§ **Direction**
Extract the full listing below without altering a single character.

------------------------------------------------

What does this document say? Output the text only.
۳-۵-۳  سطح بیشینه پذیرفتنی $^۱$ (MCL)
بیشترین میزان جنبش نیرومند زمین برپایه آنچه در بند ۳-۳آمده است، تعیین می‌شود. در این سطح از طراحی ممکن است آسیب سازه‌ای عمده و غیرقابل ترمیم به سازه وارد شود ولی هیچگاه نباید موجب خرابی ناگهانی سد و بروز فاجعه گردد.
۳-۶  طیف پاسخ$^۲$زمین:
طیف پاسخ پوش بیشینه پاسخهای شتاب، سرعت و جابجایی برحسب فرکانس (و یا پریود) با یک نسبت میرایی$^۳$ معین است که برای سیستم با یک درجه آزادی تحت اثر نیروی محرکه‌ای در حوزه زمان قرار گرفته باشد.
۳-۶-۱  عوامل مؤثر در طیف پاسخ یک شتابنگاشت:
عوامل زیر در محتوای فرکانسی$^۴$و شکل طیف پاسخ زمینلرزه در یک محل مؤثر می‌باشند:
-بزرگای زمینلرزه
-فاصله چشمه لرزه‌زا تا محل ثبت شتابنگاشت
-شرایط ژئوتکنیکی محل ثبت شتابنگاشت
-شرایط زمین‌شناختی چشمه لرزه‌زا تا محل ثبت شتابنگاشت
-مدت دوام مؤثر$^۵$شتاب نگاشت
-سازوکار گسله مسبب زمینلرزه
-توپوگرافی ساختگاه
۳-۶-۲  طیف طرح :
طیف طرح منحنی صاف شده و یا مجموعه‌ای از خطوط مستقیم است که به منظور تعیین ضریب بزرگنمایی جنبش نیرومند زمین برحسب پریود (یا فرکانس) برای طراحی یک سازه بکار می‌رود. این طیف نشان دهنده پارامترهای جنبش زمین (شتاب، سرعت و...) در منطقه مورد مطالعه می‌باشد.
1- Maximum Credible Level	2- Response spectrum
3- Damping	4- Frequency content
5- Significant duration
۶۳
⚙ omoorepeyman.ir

------------------------------------------------

§ **Written reply**
What does this document say? Output the text only.
۳-۵-۳  سطح بیشینه پذیرفتنی $^۱$ (MCL)
بیشترین میزان جنبش نیرومند زمین برپایه آنچه در بند ۳-۳آمده است، تعیین می‌شود. در این سطح از طراحی ممکن است آسیب سازه‌ای عمده و غیرقابل ترمیم به سازه وارد شود ولی هیچگاه نباید موجب خرابی ناگهانی سد و بروز فاجعه گردد.
۳-۶  طیف پاسخ$^۲$زمین:
طیف پاسخ پوش بیشینه پاسخهای شتاب، سرعت و جابجایی برحسب فرکانس (و یا پریود) با یک نسبت میرایی$^۳$ معین است که برای سیستم با یک درجه آزادی تحت اثر نیروی محرکه‌ای در حوزه زمان قرار گرفته باشد.
۳-۶-۱  عوامل مؤثر در طیف پاسخ یک شتابنگاشت:
عوامل زیر در محتوای فرکانسی$^۴$و شکل طیف پاسخ زمینلرزه در یک محل مؤثر می‌باشند:
-بزرگای زمینلرزه
-فاصله چشمه لرزه‌زا تا محل ثبت شتابنگاشت
-شرایط ژئوتکنیکی محل ثبت شتابنگاشت
-شرایط زمین‌شناختی چشمه لرزه‌زا تا محل ثبت شتابنگاشت
-مدت دوام مؤثر$^۵$شتاب نگاشت
-سازوکار گسله مسبب زمینلرزه
-توپوگرافی ساختگاه
۳-۶-۲  طیف طرح :
طیف طرح منحنی صاف شده و یا مجموعه‌ای از خطوط مستقیم است که به منظور تعیین ضریب بزرگنمایی جنبش نیرومند زمین برحسب پریود (یا فرکانس) برای طراحی یک سازه بکار می‌رود. این طیف نشان دهنده پارامترهای جنبش زمین (شتاب، سرعت و...) در منطقه مورد مطالعه می‌باشد.
1- Maximum Credible Level	2- Response spectrum
3- Damping	4- Frequency content
5- Significant duration
۶۳
⚙ omoorepeyman.ir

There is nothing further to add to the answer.